## Task to carry out
Your answer should be a single number: the count of lines that hold the word "JSON".

## The input
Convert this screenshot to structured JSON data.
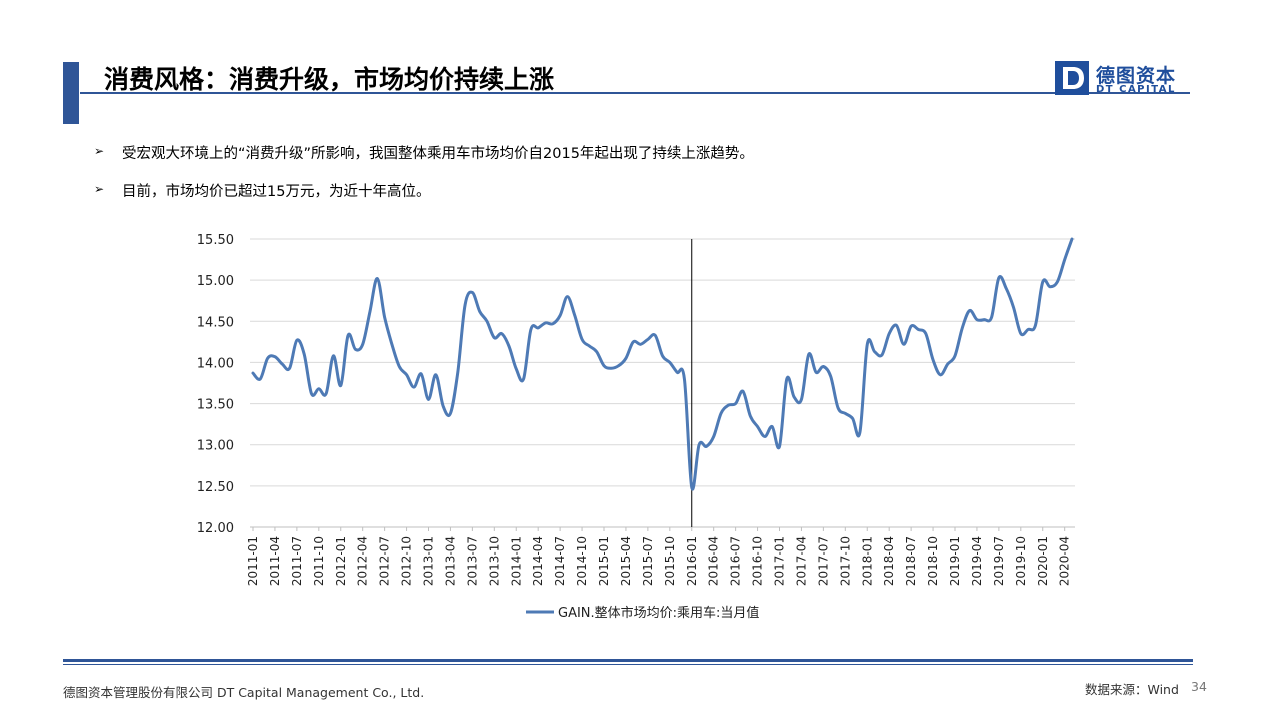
{
  "header": {
    "title": "消费风格：消费升级，市场均价持续上涨",
    "logo_cn": "德图资本",
    "logo_en": "DT CAPITAL",
    "logo_mark": "D"
  },
  "bullets": [
    "受宏观大环境上的“消费升级”所影响，我国整体乘用车市场均价自2015年起出现了持续上涨趋势。",
    "目前，市场均价已超过15万元，为近十年高位。"
  ],
  "bullet_icon": "arrow-bullet-icon",
  "chart_data": {
    "type": "line",
    "title": "",
    "xlabel": "",
    "ylabel": "",
    "ylim": [
      12.0,
      15.5
    ],
    "yticks": [
      "12.00",
      "12.50",
      "13.00",
      "13.50",
      "14.00",
      "14.50",
      "15.00",
      "15.50"
    ],
    "grid": true,
    "legend_position": "bottom",
    "line_color": "#4e7ab5",
    "marker_line_x": "2016-01",
    "x_tick_labels": [
      "2011-01",
      "2011-04",
      "2011-07",
      "2011-10",
      "2012-01",
      "2012-04",
      "2012-07",
      "2012-10",
      "2013-01",
      "2013-04",
      "2013-07",
      "2013-10",
      "2014-01",
      "2014-04",
      "2014-07",
      "2014-10",
      "2015-01",
      "2015-04",
      "2015-07",
      "2015-10",
      "2016-01",
      "2016-04",
      "2016-07",
      "2016-10",
      "2017-01",
      "2017-04",
      "2017-07",
      "2017-10",
      "2018-01",
      "2018-04",
      "2018-07",
      "2018-10",
      "2019-01",
      "2019-04",
      "2019-07",
      "2019-10",
      "2020-01",
      "2020-04"
    ],
    "series": [
      {
        "name": "GAIN.整体市场均价:乘用车:当月值",
        "start": "2011-01",
        "values": [
          13.87,
          13.8,
          14.05,
          14.07,
          13.98,
          13.93,
          14.27,
          14.1,
          13.62,
          13.68,
          13.62,
          14.08,
          13.72,
          14.33,
          14.16,
          14.22,
          14.62,
          15.02,
          14.55,
          14.22,
          13.95,
          13.85,
          13.7,
          13.86,
          13.55,
          13.85,
          13.47,
          13.38,
          13.88,
          14.7,
          14.85,
          14.62,
          14.5,
          14.3,
          14.35,
          14.2,
          13.92,
          13.8,
          14.4,
          14.42,
          14.48,
          14.47,
          14.57,
          14.8,
          14.57,
          14.28,
          14.2,
          14.13,
          13.96,
          13.93,
          13.96,
          14.05,
          14.25,
          14.22,
          14.28,
          14.33,
          14.08,
          14.0,
          13.88,
          13.8,
          12.48,
          13.0,
          12.98,
          13.1,
          13.38,
          13.48,
          13.5,
          13.65,
          13.35,
          13.22,
          13.1,
          13.22,
          12.98,
          13.8,
          13.58,
          13.55,
          14.1,
          13.88,
          13.95,
          13.83,
          13.45,
          13.38,
          13.32,
          13.15,
          14.22,
          14.13,
          14.09,
          14.35,
          14.45,
          14.22,
          14.44,
          14.4,
          14.35,
          14.03,
          13.85,
          13.98,
          14.08,
          14.42,
          14.63,
          14.52,
          14.52,
          14.55,
          15.03,
          14.9,
          14.67,
          14.35,
          14.4,
          14.45,
          14.98,
          14.92,
          14.98,
          15.25,
          15.5
        ]
      }
    ]
  },
  "footer": {
    "company": "德图资本管理股份有限公司  DT Capital Management  Co., Ltd.",
    "source": "数据来源：Wind",
    "page_number": "34"
  }
}
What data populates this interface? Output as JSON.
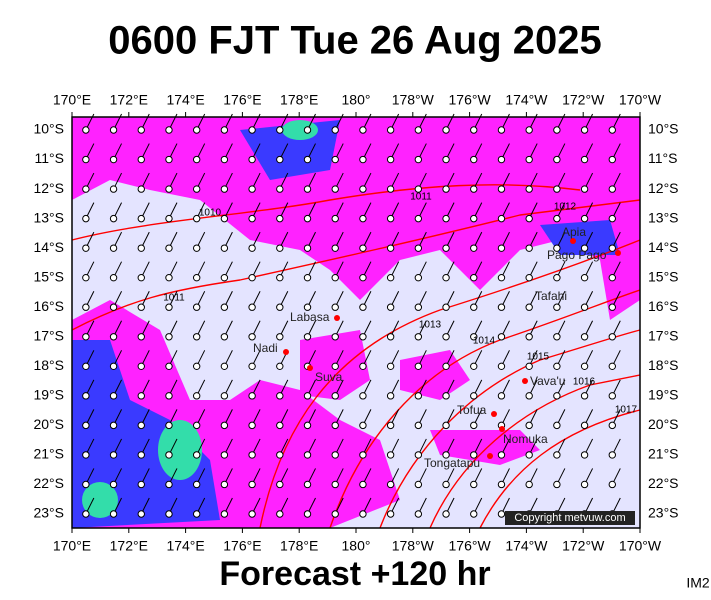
{
  "header": {
    "title": "0600 FJT Tue 26 Aug 2025"
  },
  "footer": {
    "text": "Forecast +120 hr",
    "corner": "IM2"
  },
  "copyright": "Copyright metvuw.com",
  "axes": {
    "lon": [
      "170°E",
      "172°E",
      "174°E",
      "176°E",
      "178°E",
      "180°",
      "178°W",
      "176°W",
      "174°W",
      "172°W",
      "170°W"
    ],
    "lat": [
      "10°S",
      "11°S",
      "12°S",
      "13°S",
      "14°S",
      "15°S",
      "16°S",
      "17°S",
      "18°S",
      "19°S",
      "20°S",
      "21°S",
      "22°S",
      "23°S"
    ]
  },
  "places": [
    "Apia",
    "Pago Pago",
    "Tafahi",
    "Labasa",
    "Nadi",
    "Suva",
    "Vava'u",
    "Tofua",
    "Nomuka",
    "Tongatapu"
  ],
  "isobars": [
    "1010",
    "1011",
    "1011",
    "1012",
    "1013",
    "1014",
    "1015",
    "1016",
    "1017"
  ]
}
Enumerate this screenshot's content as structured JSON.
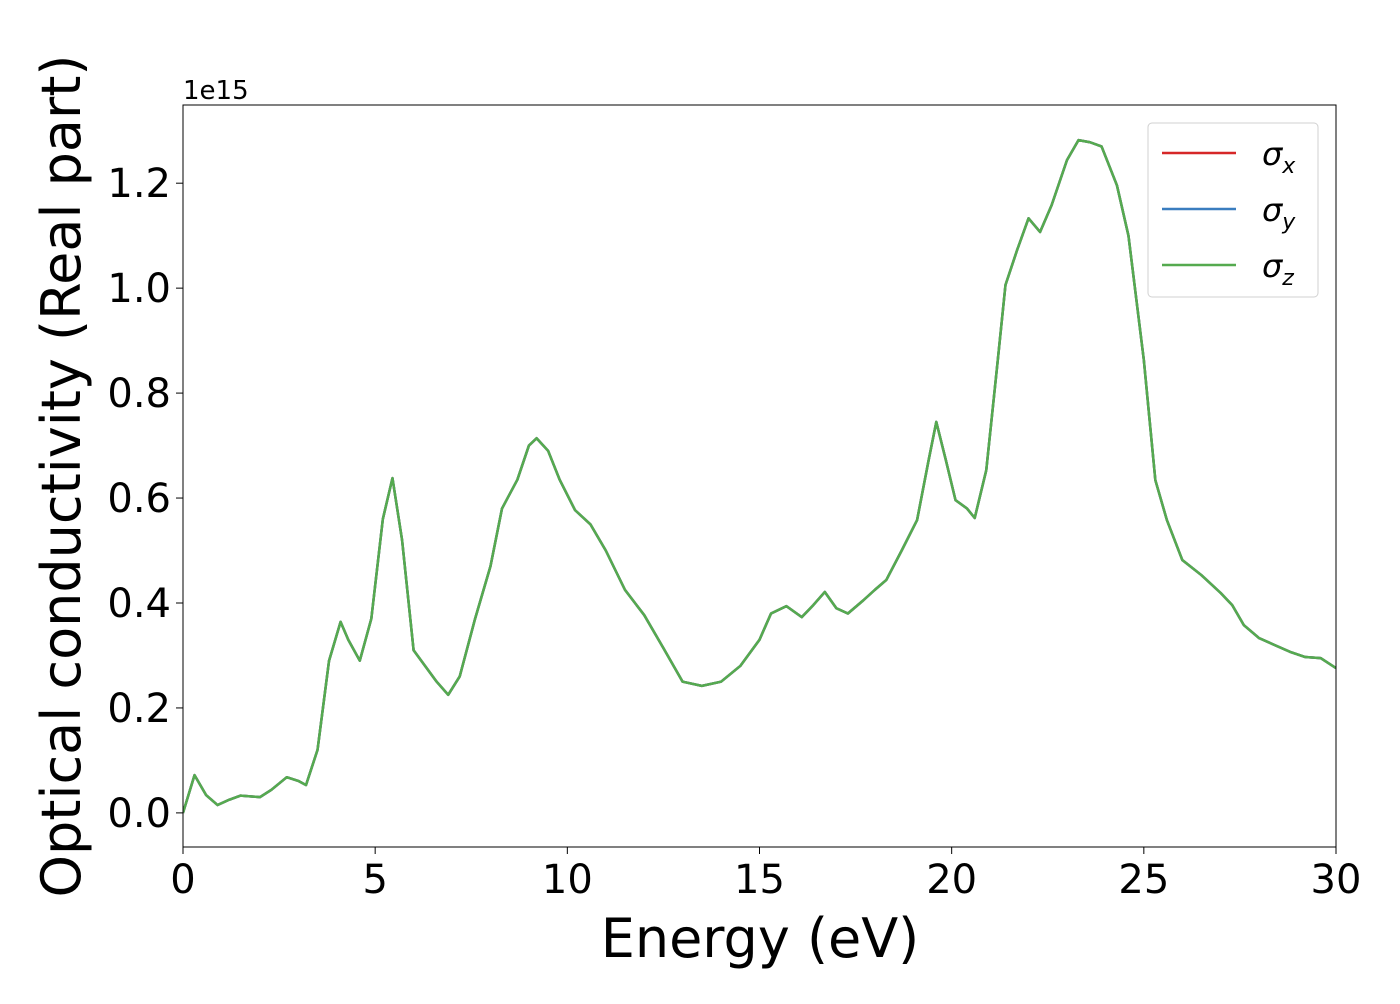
{
  "chart_data": {
    "type": "line",
    "xlabel": "Energy (eV)",
    "ylabel": "Optical conductivity (Real part)",
    "y_offset_label": "1e15",
    "x": [
      0,
      0.3,
      0.6,
      0.9,
      1.2,
      1.5,
      2.0,
      2.3,
      2.7,
      3.0,
      3.2,
      3.5,
      3.8,
      4.1,
      4.3,
      4.6,
      4.9,
      5.2,
      5.45,
      5.7,
      6.0,
      6.3,
      6.6,
      6.9,
      7.2,
      7.6,
      8.0,
      8.3,
      8.7,
      9.0,
      9.2,
      9.5,
      9.8,
      10.2,
      10.6,
      11.0,
      11.5,
      12.0,
      12.5,
      13.0,
      13.5,
      14.0,
      14.5,
      15.0,
      15.3,
      15.7,
      16.1,
      16.4,
      16.7,
      17.0,
      17.3,
      17.7,
      18.0,
      18.3,
      18.7,
      19.1,
      19.4,
      19.6,
      19.85,
      20.1,
      20.4,
      20.6,
      20.9,
      21.2,
      21.4,
      21.7,
      22.0,
      22.3,
      22.6,
      23.0,
      23.3,
      23.6,
      23.9,
      24.3,
      24.6,
      25.0,
      25.3,
      25.6,
      26.0,
      26.5,
      27.0,
      27.3,
      27.6,
      28.0,
      28.4,
      28.8,
      29.2,
      29.6,
      30.0
    ],
    "series": [
      {
        "name": "σx",
        "color": "#d62728",
        "values": [
          0.0,
          0.072,
          0.034,
          0.015,
          0.025,
          0.033,
          0.03,
          0.044,
          0.068,
          0.061,
          0.053,
          0.12,
          0.29,
          0.364,
          0.33,
          0.29,
          0.37,
          0.56,
          0.638,
          0.52,
          0.31,
          0.28,
          0.25,
          0.225,
          0.26,
          0.37,
          0.47,
          0.58,
          0.635,
          0.7,
          0.714,
          0.69,
          0.635,
          0.577,
          0.55,
          0.5,
          0.425,
          0.377,
          0.314,
          0.25,
          0.242,
          0.25,
          0.28,
          0.33,
          0.38,
          0.394,
          0.373,
          0.396,
          0.421,
          0.39,
          0.38,
          0.405,
          0.425,
          0.444,
          0.5,
          0.558,
          0.672,
          0.745,
          0.672,
          0.596,
          0.58,
          0.562,
          0.653,
          0.863,
          1.006,
          1.072,
          1.133,
          1.107,
          1.158,
          1.244,
          1.282,
          1.278,
          1.27,
          1.196,
          1.1,
          0.863,
          0.634,
          0.558,
          0.482,
          0.453,
          0.419,
          0.396,
          0.358,
          0.333,
          0.32,
          0.307,
          0.297,
          0.295,
          0.276
        ]
      },
      {
        "name": "σy",
        "color": "#3a7dbf",
        "values": [
          0.0,
          0.072,
          0.034,
          0.015,
          0.025,
          0.033,
          0.03,
          0.044,
          0.068,
          0.061,
          0.053,
          0.12,
          0.29,
          0.364,
          0.33,
          0.29,
          0.37,
          0.56,
          0.638,
          0.52,
          0.31,
          0.28,
          0.25,
          0.225,
          0.26,
          0.37,
          0.47,
          0.58,
          0.635,
          0.7,
          0.714,
          0.69,
          0.635,
          0.577,
          0.55,
          0.5,
          0.425,
          0.377,
          0.314,
          0.25,
          0.242,
          0.25,
          0.28,
          0.33,
          0.38,
          0.394,
          0.373,
          0.396,
          0.421,
          0.39,
          0.38,
          0.405,
          0.425,
          0.444,
          0.5,
          0.558,
          0.672,
          0.745,
          0.672,
          0.596,
          0.58,
          0.562,
          0.653,
          0.863,
          1.006,
          1.072,
          1.133,
          1.107,
          1.158,
          1.244,
          1.282,
          1.278,
          1.27,
          1.196,
          1.1,
          0.863,
          0.634,
          0.558,
          0.482,
          0.453,
          0.419,
          0.396,
          0.358,
          0.333,
          0.32,
          0.307,
          0.297,
          0.295,
          0.276
        ]
      },
      {
        "name": "σz",
        "color": "#55aa4f",
        "values": [
          0.0,
          0.072,
          0.034,
          0.015,
          0.025,
          0.033,
          0.03,
          0.044,
          0.068,
          0.061,
          0.053,
          0.12,
          0.29,
          0.364,
          0.33,
          0.29,
          0.37,
          0.56,
          0.638,
          0.52,
          0.31,
          0.28,
          0.25,
          0.225,
          0.26,
          0.37,
          0.47,
          0.58,
          0.635,
          0.7,
          0.714,
          0.69,
          0.635,
          0.577,
          0.55,
          0.5,
          0.425,
          0.377,
          0.314,
          0.25,
          0.242,
          0.25,
          0.28,
          0.33,
          0.38,
          0.394,
          0.373,
          0.396,
          0.421,
          0.39,
          0.38,
          0.405,
          0.425,
          0.444,
          0.5,
          0.558,
          0.672,
          0.745,
          0.672,
          0.596,
          0.58,
          0.562,
          0.653,
          0.863,
          1.006,
          1.072,
          1.133,
          1.107,
          1.158,
          1.244,
          1.282,
          1.278,
          1.27,
          1.196,
          1.1,
          0.863,
          0.634,
          0.558,
          0.482,
          0.453,
          0.419,
          0.396,
          0.358,
          0.333,
          0.32,
          0.307,
          0.297,
          0.295,
          0.276
        ]
      }
    ],
    "xlim": [
      0,
      30
    ],
    "xticks": [
      0,
      5,
      10,
      15,
      20,
      25,
      30
    ],
    "ylim": [
      -0.065,
      1.349
    ],
    "yticks": [
      {
        "value": 0,
        "label": "0.0"
      },
      0.2,
      0.4,
      0.6,
      0.8,
      {
        "value": 1,
        "label": "1.0"
      },
      1.2
    ],
    "legend": "upper right",
    "grid": false
  }
}
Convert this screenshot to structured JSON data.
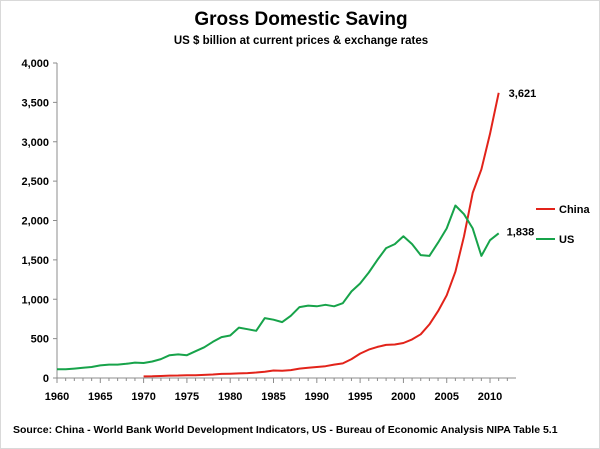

## Task response
4